(Excerpts from a layout annotation set)
** Start **

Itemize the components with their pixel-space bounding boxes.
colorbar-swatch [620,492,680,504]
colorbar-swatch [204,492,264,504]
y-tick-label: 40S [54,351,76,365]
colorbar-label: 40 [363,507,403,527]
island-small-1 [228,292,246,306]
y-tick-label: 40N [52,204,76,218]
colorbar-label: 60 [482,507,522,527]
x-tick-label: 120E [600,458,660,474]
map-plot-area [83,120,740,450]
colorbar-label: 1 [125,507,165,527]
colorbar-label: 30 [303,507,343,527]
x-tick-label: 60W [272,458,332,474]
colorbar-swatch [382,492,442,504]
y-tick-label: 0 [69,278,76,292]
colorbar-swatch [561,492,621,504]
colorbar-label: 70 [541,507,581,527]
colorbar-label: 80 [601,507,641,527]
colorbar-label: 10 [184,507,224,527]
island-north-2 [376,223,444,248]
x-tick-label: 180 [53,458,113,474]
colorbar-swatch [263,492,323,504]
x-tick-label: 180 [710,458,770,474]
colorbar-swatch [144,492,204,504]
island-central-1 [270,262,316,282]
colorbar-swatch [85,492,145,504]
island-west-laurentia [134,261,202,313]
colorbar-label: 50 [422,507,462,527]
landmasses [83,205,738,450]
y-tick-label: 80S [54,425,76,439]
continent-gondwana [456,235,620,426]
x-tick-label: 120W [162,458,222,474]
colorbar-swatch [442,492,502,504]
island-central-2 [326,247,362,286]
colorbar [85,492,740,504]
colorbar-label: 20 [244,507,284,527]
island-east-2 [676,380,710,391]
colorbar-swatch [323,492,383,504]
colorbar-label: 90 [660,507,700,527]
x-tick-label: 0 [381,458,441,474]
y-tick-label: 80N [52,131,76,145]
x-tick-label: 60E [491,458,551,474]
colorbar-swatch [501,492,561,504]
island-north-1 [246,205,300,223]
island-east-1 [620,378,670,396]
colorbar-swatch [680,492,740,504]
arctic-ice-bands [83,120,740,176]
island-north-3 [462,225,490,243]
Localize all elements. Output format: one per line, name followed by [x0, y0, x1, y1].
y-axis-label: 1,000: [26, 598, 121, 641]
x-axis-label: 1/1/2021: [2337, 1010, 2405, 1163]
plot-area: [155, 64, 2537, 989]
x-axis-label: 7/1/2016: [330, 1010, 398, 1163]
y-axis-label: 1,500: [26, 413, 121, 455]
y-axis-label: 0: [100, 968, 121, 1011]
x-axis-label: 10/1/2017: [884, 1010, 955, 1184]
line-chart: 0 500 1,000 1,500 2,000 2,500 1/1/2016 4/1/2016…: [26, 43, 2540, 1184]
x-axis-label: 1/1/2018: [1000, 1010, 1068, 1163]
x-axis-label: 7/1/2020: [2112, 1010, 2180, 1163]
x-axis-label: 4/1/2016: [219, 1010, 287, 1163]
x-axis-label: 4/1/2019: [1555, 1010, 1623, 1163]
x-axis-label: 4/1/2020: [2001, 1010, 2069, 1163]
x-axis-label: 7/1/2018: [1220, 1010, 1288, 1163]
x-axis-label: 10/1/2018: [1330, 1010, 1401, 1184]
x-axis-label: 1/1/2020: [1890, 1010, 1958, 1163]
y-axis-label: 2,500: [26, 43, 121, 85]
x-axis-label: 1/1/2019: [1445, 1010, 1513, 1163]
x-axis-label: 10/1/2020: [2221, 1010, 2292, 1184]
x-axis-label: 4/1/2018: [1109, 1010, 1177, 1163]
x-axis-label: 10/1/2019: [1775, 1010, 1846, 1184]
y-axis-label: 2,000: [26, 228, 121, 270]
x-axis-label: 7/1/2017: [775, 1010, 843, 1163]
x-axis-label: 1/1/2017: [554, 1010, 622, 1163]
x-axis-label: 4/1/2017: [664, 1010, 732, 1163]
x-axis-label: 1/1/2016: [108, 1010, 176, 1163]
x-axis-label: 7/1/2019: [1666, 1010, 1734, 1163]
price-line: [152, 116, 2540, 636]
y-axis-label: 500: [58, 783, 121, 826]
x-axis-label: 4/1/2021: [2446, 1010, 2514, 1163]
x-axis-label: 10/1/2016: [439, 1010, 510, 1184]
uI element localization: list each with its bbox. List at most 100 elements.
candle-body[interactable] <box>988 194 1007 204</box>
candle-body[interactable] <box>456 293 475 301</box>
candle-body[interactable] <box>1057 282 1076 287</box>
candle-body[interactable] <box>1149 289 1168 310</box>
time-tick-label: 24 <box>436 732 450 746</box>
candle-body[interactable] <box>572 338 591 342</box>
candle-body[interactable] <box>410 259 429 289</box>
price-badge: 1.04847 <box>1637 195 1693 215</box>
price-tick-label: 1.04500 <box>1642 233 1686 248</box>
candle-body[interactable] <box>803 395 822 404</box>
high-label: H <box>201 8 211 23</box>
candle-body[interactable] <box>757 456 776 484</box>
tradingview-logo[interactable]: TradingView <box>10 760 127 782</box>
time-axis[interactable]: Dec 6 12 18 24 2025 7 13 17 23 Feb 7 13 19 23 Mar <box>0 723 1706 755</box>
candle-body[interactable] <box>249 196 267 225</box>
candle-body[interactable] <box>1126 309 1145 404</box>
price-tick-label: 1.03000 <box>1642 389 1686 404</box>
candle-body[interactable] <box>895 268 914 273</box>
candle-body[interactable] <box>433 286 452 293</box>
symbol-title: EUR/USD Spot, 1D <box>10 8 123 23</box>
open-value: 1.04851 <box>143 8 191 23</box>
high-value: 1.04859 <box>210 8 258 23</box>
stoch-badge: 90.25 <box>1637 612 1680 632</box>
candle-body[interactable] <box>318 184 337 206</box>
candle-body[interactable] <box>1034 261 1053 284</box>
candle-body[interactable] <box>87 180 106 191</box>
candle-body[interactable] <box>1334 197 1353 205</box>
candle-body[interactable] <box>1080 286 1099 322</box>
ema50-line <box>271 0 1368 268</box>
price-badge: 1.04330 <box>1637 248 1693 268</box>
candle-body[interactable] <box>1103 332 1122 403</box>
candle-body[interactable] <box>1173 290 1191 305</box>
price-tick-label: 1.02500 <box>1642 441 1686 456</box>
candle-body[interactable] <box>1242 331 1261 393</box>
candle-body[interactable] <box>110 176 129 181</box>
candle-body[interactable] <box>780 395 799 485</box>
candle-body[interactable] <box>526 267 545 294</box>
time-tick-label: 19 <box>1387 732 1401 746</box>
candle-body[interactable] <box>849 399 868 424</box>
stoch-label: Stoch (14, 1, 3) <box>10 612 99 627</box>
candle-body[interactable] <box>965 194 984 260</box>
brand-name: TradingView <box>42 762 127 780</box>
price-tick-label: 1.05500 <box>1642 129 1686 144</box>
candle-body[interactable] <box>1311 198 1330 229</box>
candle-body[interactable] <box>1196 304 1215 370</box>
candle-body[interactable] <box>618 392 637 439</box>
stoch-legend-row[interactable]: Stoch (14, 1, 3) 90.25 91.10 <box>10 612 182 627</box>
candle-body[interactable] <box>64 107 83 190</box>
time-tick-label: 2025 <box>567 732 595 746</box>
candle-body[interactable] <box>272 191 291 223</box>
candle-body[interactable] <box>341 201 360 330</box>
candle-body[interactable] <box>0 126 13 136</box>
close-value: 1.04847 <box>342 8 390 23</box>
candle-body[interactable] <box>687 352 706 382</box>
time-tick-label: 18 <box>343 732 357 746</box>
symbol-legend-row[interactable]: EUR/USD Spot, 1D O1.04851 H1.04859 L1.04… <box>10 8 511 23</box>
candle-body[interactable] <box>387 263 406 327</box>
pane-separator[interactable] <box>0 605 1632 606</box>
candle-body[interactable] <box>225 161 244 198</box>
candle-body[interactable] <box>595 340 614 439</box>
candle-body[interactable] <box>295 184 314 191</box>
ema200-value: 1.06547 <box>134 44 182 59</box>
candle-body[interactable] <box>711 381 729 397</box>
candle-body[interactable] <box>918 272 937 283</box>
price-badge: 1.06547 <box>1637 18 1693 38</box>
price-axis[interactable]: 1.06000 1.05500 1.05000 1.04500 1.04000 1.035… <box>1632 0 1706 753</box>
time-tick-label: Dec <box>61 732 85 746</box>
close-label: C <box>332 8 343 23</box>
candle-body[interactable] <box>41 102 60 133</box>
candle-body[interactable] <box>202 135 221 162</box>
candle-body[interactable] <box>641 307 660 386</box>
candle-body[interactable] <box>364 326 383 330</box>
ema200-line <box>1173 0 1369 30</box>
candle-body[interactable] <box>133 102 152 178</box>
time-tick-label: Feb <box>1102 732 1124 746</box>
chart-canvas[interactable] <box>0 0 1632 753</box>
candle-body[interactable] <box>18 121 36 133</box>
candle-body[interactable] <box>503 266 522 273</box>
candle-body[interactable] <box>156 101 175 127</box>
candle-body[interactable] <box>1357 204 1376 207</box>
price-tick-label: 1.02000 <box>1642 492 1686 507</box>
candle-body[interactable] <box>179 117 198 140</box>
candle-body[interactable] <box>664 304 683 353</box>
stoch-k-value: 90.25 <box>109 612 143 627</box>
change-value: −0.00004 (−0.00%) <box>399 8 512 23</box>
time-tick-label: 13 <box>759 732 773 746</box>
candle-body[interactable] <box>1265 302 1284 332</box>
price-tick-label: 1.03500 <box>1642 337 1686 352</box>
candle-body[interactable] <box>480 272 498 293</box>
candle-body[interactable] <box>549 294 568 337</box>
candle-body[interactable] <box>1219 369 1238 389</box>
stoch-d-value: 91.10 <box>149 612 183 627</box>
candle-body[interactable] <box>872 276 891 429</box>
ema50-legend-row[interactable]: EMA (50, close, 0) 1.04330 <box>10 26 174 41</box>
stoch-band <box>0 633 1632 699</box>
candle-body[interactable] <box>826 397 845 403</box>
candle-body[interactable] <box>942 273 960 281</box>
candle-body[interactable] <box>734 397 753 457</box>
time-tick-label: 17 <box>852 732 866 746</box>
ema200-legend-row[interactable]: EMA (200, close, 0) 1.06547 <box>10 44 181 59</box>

** End **

● **Direction**: Can you output, word for word, the rows running from the very start of the rows through the line with "island-small-1 [228,292,246,306]", including that line?

● **Right answer**:
Itemize the components with their pixel-space bounding boxes.
colorbar-swatch [620,492,680,504]
colorbar-swatch [204,492,264,504]
y-tick-label: 40S [54,351,76,365]
colorbar-label: 40 [363,507,403,527]
island-small-1 [228,292,246,306]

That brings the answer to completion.